### What you are asked to do
Copy out each line that mentions the word "text".

### Information shown

----

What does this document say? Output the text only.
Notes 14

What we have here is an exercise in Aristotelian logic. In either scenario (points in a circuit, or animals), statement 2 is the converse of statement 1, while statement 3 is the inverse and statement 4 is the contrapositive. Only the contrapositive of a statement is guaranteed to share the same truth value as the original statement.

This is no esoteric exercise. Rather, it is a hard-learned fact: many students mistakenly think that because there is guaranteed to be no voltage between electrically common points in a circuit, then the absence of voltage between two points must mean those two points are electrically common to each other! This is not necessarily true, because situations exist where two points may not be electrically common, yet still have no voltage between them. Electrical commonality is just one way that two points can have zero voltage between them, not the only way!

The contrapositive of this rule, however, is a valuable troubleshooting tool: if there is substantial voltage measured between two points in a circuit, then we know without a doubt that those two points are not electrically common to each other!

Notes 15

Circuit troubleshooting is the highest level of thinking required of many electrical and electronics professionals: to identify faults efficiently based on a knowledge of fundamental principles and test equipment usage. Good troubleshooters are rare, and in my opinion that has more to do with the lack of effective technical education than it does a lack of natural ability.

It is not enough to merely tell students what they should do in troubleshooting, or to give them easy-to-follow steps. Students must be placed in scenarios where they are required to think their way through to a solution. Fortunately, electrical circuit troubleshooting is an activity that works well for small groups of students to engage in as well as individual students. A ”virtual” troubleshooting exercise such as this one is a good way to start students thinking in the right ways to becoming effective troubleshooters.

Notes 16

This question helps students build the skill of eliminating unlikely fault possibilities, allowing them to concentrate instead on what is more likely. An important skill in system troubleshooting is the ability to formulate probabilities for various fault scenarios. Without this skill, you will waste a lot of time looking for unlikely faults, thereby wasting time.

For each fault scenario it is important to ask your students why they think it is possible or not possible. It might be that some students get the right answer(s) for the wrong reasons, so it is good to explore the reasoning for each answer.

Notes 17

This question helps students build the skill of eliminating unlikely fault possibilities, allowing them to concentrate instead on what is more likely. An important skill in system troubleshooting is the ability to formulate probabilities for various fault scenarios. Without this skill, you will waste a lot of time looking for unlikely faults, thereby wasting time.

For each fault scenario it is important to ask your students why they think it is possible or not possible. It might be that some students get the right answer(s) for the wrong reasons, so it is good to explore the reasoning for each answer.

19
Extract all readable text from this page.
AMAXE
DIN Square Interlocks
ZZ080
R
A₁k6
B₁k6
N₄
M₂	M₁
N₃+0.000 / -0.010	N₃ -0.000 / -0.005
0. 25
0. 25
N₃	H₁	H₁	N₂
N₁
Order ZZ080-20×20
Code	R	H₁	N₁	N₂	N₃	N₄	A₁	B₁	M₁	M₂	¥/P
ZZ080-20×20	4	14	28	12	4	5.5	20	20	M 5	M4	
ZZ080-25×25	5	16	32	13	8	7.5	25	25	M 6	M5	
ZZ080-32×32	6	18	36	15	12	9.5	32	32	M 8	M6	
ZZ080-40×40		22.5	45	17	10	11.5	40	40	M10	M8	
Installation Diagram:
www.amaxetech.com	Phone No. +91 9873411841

----

### Solved exercise
What does this document say? Output the text only.
Extract all readable text from this page.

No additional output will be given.